> What you will do:
Out of all the lines below, count those with the word "true". Give the number only.

> Supplied material:
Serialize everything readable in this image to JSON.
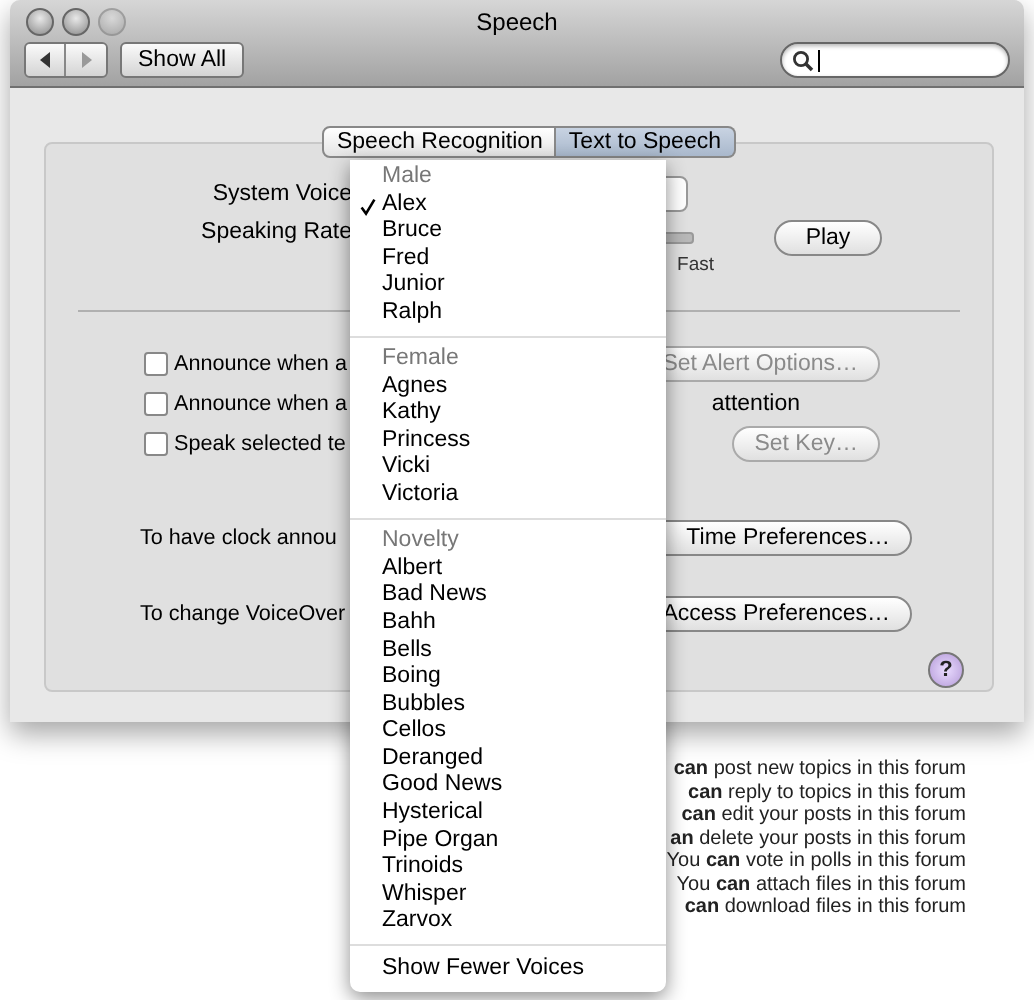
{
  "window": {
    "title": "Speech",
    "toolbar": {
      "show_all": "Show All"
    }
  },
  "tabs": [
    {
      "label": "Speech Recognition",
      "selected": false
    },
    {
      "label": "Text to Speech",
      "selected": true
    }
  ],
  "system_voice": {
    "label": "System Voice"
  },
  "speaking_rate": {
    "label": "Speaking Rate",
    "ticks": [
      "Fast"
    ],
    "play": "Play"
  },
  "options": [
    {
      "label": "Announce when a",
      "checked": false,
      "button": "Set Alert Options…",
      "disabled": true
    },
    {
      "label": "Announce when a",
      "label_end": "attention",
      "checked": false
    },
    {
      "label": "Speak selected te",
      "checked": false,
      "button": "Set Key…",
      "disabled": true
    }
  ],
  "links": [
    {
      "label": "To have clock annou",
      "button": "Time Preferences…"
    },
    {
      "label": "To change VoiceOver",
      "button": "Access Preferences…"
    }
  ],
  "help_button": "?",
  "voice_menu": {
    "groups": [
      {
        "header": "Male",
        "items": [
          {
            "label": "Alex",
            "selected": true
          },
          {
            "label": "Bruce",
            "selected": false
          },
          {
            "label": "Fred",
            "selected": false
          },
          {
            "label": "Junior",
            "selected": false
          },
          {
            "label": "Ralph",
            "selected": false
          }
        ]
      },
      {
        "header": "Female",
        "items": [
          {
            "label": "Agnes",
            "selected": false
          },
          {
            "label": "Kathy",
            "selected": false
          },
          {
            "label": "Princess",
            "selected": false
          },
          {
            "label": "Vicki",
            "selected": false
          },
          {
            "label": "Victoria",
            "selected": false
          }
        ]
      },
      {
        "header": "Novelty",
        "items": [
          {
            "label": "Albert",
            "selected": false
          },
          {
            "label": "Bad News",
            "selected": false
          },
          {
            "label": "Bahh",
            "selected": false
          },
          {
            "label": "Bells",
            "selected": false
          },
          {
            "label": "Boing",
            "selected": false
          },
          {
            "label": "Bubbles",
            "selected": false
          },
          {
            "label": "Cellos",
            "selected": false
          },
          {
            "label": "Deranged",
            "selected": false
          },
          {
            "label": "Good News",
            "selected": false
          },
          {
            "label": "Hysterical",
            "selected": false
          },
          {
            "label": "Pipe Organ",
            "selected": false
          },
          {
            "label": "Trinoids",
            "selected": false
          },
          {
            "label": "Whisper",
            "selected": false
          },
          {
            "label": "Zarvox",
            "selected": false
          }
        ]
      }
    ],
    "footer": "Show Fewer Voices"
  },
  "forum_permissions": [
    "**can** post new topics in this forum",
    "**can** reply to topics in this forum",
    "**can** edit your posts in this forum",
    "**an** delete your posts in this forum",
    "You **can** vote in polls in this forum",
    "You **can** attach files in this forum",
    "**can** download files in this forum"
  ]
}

...

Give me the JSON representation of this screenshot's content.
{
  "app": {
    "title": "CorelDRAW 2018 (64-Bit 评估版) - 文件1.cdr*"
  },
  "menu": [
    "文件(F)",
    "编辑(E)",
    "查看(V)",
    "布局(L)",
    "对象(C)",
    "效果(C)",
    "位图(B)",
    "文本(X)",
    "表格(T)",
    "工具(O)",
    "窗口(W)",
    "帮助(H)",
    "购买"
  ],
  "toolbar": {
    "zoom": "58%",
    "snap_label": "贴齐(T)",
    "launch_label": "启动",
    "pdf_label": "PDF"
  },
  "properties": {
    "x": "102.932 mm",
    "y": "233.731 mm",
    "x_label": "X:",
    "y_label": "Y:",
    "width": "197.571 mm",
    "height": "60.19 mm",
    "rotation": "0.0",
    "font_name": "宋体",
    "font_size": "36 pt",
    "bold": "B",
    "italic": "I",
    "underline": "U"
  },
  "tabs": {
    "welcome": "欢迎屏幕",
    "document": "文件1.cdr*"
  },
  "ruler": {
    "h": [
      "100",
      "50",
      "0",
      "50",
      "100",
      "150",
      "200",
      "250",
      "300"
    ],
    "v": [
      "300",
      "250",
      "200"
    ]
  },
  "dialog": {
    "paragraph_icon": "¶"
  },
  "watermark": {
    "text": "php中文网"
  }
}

> Task response:
4